(Items from a dataset)
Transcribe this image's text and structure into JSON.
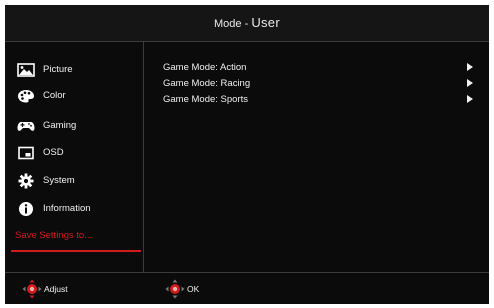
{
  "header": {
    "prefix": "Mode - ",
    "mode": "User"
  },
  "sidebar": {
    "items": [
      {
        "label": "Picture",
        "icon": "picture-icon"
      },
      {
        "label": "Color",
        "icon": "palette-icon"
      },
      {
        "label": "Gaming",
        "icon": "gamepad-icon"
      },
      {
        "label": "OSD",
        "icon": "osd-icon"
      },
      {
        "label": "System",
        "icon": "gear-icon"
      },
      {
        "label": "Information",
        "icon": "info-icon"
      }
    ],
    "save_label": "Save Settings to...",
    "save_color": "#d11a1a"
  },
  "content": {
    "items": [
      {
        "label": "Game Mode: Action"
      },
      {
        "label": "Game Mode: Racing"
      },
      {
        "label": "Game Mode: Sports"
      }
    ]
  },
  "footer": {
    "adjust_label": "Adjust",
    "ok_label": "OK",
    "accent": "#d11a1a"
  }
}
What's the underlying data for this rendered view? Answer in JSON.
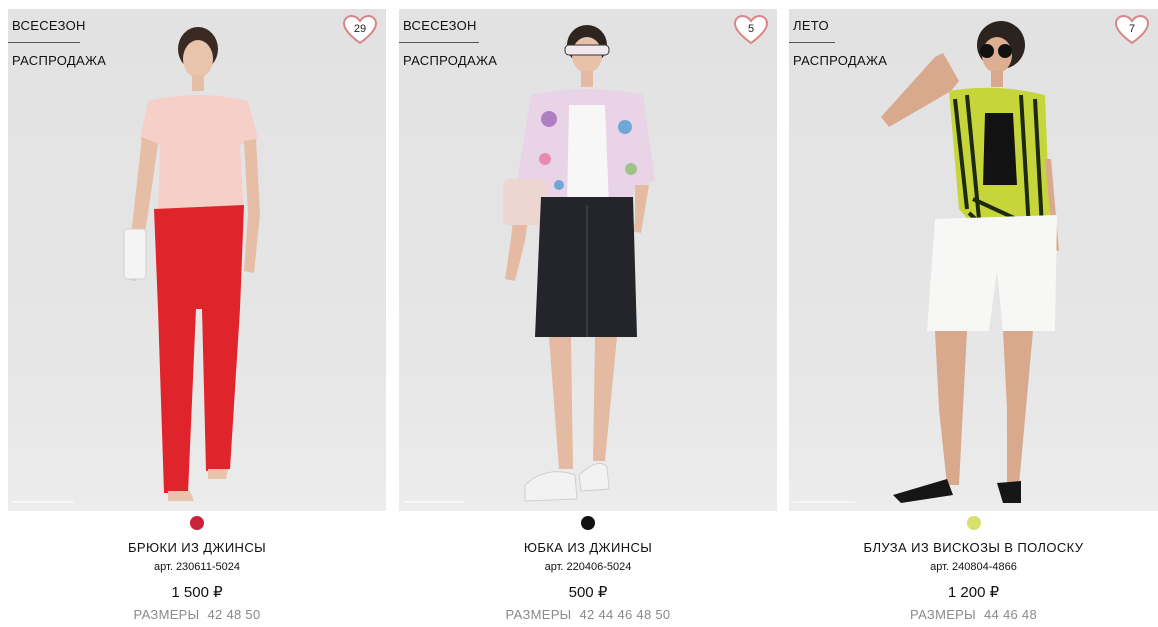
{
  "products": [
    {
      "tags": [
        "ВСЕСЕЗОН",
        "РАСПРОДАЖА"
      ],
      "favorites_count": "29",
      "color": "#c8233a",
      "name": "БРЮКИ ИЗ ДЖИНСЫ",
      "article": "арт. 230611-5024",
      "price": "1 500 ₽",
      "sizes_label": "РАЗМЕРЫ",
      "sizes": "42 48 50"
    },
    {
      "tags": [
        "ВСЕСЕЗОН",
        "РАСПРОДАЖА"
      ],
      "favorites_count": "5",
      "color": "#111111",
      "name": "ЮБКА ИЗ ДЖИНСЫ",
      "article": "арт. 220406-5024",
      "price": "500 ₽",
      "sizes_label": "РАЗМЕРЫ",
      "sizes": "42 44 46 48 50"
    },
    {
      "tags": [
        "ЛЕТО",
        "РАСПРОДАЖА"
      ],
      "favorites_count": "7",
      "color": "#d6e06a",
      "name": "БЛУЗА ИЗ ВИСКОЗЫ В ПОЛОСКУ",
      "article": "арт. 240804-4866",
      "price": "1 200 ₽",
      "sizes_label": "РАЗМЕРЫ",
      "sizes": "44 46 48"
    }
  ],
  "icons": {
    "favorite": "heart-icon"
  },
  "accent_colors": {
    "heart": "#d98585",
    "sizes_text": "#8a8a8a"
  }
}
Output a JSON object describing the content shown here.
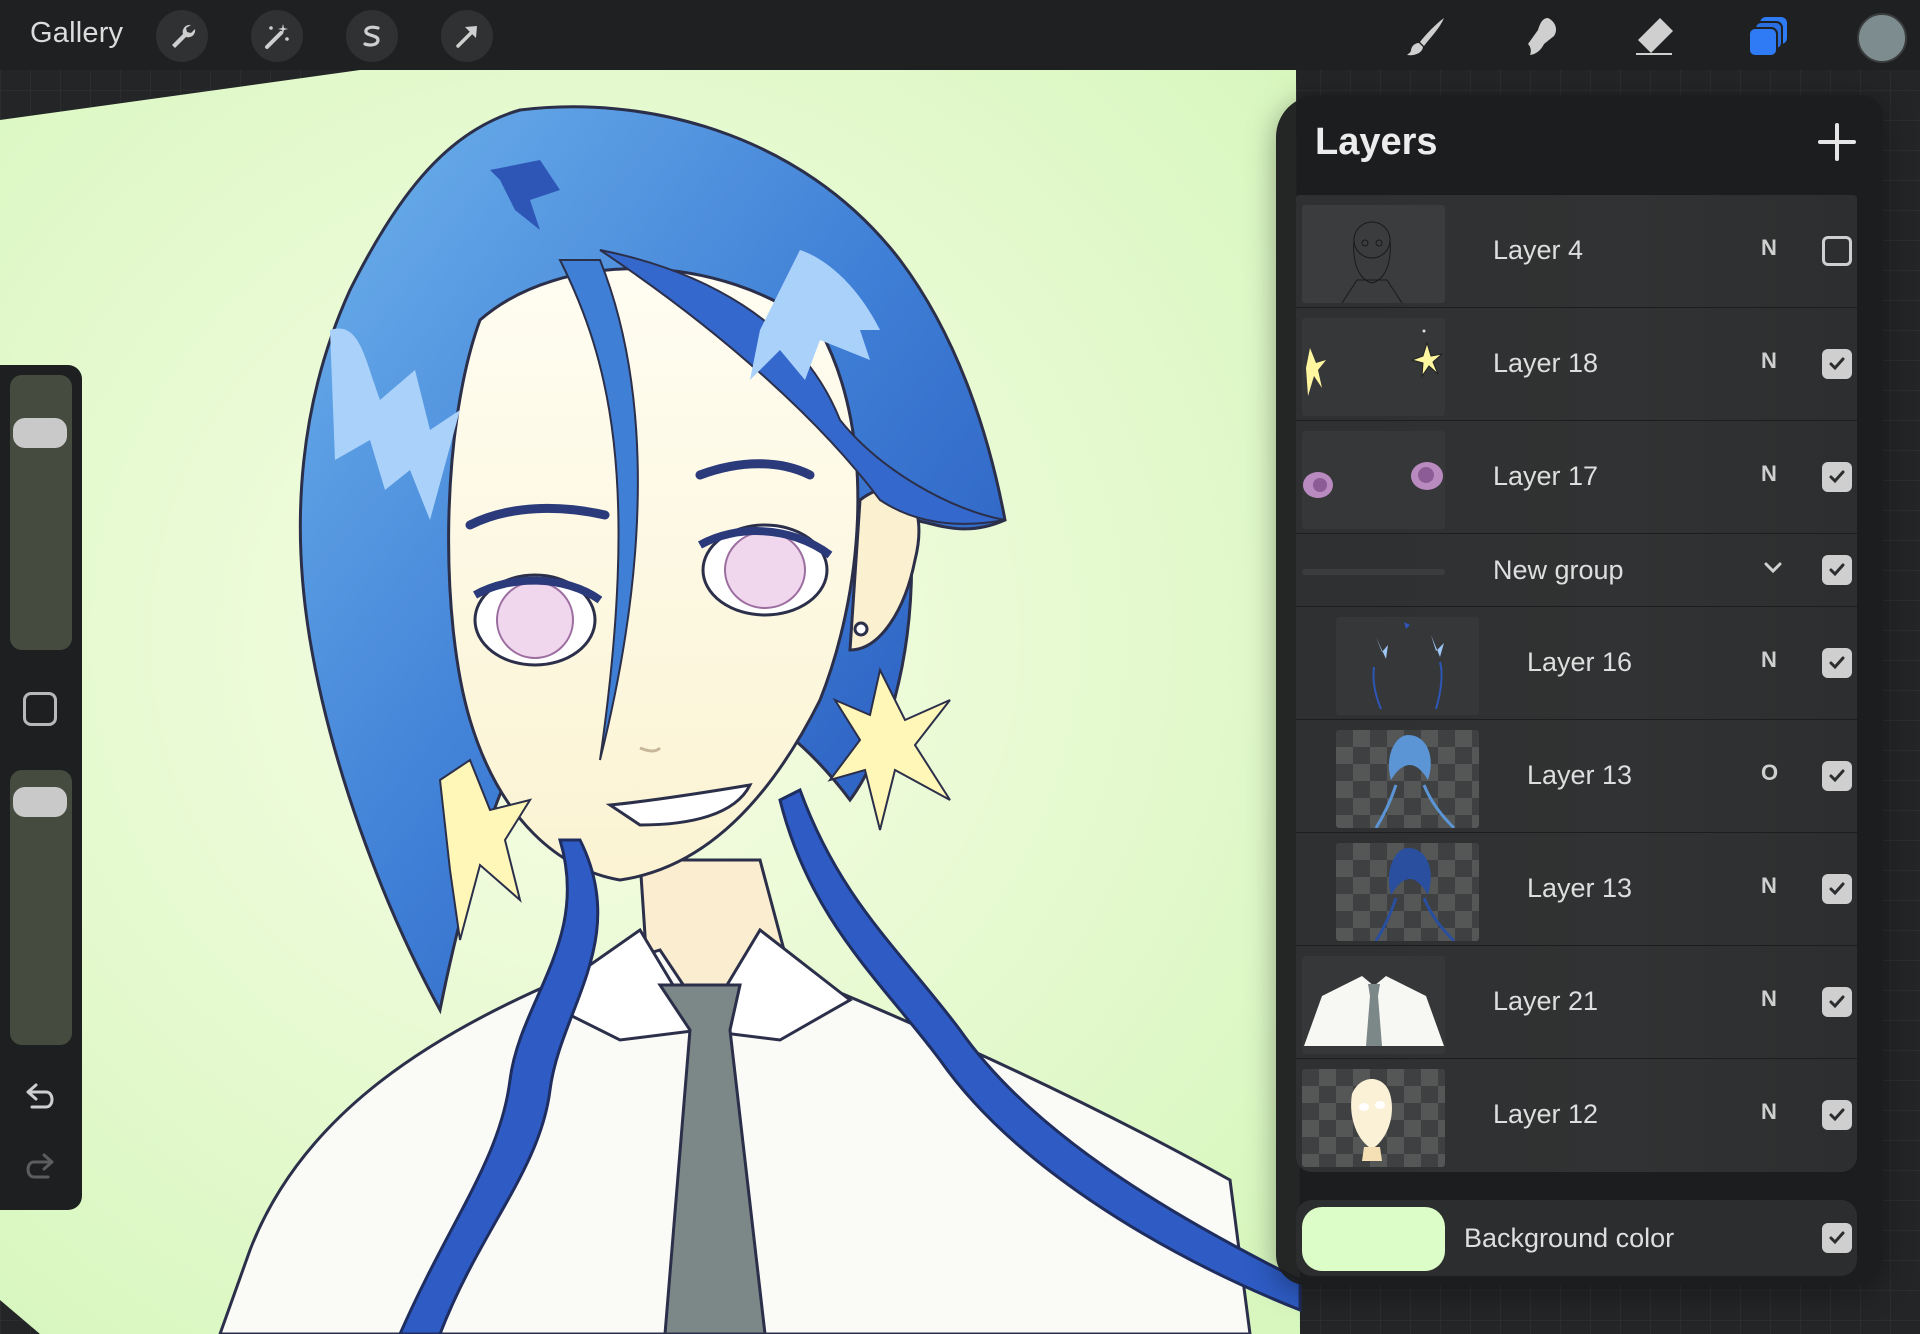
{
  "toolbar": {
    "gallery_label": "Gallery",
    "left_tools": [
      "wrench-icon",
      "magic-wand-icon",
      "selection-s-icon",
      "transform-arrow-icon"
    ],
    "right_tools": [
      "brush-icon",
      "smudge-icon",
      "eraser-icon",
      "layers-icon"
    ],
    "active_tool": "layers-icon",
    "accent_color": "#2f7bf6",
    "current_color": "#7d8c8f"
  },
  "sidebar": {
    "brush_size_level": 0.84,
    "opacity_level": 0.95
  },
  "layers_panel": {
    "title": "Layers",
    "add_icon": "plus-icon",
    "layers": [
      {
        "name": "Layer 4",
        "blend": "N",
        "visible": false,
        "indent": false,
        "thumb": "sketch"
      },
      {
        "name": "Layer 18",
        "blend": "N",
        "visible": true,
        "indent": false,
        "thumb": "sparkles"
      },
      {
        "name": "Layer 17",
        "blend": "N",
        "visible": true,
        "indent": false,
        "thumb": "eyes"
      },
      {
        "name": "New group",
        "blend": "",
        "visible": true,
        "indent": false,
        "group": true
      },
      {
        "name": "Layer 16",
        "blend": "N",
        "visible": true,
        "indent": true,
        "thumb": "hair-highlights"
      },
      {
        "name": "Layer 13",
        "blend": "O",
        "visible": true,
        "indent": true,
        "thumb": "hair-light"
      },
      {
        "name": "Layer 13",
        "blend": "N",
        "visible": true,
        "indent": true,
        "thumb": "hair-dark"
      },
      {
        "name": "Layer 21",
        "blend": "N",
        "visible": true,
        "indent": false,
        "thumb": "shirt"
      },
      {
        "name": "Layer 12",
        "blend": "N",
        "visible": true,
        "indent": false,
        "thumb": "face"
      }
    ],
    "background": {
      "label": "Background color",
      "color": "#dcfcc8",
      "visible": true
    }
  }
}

▶ _To do_:
A faithful copy of the records above is needed, with the pictures left out.

▶ _Correct answer_:
Transcribe this image's text and structure into JSON.
{
  "header": {
    "prefix": "Mode - ",
    "mode": "User"
  },
  "sidebar": {
    "items": [
      {
        "label": "Picture",
        "icon": "picture-icon"
      },
      {
        "label": "Color",
        "icon": "palette-icon"
      },
      {
        "label": "Gaming",
        "icon": "gamepad-icon"
      },
      {
        "label": "OSD",
        "icon": "osd-icon"
      },
      {
        "label": "System",
        "icon": "gear-icon"
      },
      {
        "label": "Information",
        "icon": "info-icon"
      }
    ],
    "save_label": "Save Settings to...",
    "save_color": "#d11a1a"
  },
  "content": {
    "items": [
      {
        "label": "Game Mode: Action"
      },
      {
        "label": "Game Mode: Racing"
      },
      {
        "label": "Game Mode: Sports"
      }
    ]
  },
  "footer": {
    "adjust_label": "Adjust",
    "ok_label": "OK",
    "accent": "#d11a1a"
  }
}
What's the underlying data for this rendered view? Answer in JSON.
{
  "products": [
    {
      "tags": [
        "ВСЕСЕЗОН",
        "РАСПРОДАЖА"
      ],
      "favorites_count": "29",
      "color": "#c8233a",
      "name": "БРЮКИ ИЗ ДЖИНСЫ",
      "article": "арт. 230611-5024",
      "price": "1 500 ₽",
      "sizes_label": "РАЗМЕРЫ",
      "sizes": "42 48 50"
    },
    {
      "tags": [
        "ВСЕСЕЗОН",
        "РАСПРОДАЖА"
      ],
      "favorites_count": "5",
      "color": "#111111",
      "name": "ЮБКА ИЗ ДЖИНСЫ",
      "article": "арт. 220406-5024",
      "price": "500 ₽",
      "sizes_label": "РАЗМЕРЫ",
      "sizes": "42 44 46 48 50"
    },
    {
      "tags": [
        "ЛЕТО",
        "РАСПРОДАЖА"
      ],
      "favorites_count": "7",
      "color": "#d6e06a",
      "name": "БЛУЗА ИЗ ВИСКОЗЫ В ПОЛОСКУ",
      "article": "арт. 240804-4866",
      "price": "1 200 ₽",
      "sizes_label": "РАЗМЕРЫ",
      "sizes": "44 46 48"
    }
  ],
  "icons": {
    "favorite": "heart-icon"
  },
  "accent_colors": {
    "heart": "#d98585",
    "sizes_text": "#8a8a8a"
  }
}
Output a JSON object describing the content shown here.
{
  "toolbar": {
    "gallery_label": "Gallery",
    "left_tools": [
      "wrench-icon",
      "magic-wand-icon",
      "selection-s-icon",
      "transform-arrow-icon"
    ],
    "right_tools": [
      "brush-icon",
      "smudge-icon",
      "eraser-icon",
      "layers-icon"
    ],
    "active_tool": "layers-icon",
    "accent_color": "#2f7bf6",
    "current_color": "#7d8c8f"
  },
  "sidebar": {
    "brush_size_level": 0.84,
    "opacity_level": 0.95
  },
  "layers_panel": {
    "title": "Layers",
    "add_icon": "plus-icon",
    "layers": [
      {
        "name": "Layer 4",
        "blend": "N",
        "visible": false,
        "indent": false,
        "thumb": "sketch"
      },
      {
        "name": "Layer 18",
        "blend": "N",
        "visible": true,
        "indent": false,
        "thumb": "sparkles"
      },
      {
        "name": "Layer 17",
        "blend": "N",
        "visible": true,
        "indent": false,
        "thumb": "eyes"
      },
      {
        "name": "New group",
        "blend": "",
        "visible": true,
        "indent": false,
        "group": true
      },
      {
        "name": "Layer 16",
        "blend": "N",
        "visible": true,
        "indent": true,
        "thumb": "hair-highlights"
      },
      {
        "name": "Layer 13",
        "blend": "O",
        "visible": true,
        "indent": true,
        "thumb": "hair-light"
      },
      {
        "name": "Layer 13",
        "blend": "N",
        "visible": true,
        "indent": true,
        "thumb": "hair-dark"
      },
      {
        "name": "Layer 21",
        "blend": "N",
        "visible": true,
        "indent": false,
        "thumb": "shirt"
      },
      {
        "name": "Layer 12",
        "blend": "N",
        "visible": true,
        "indent": false,
        "thumb": "face"
      }
    ],
    "background": {
      "label": "Background color",
      "color": "#dcfcc8",
      "visible": true
    }
  }
}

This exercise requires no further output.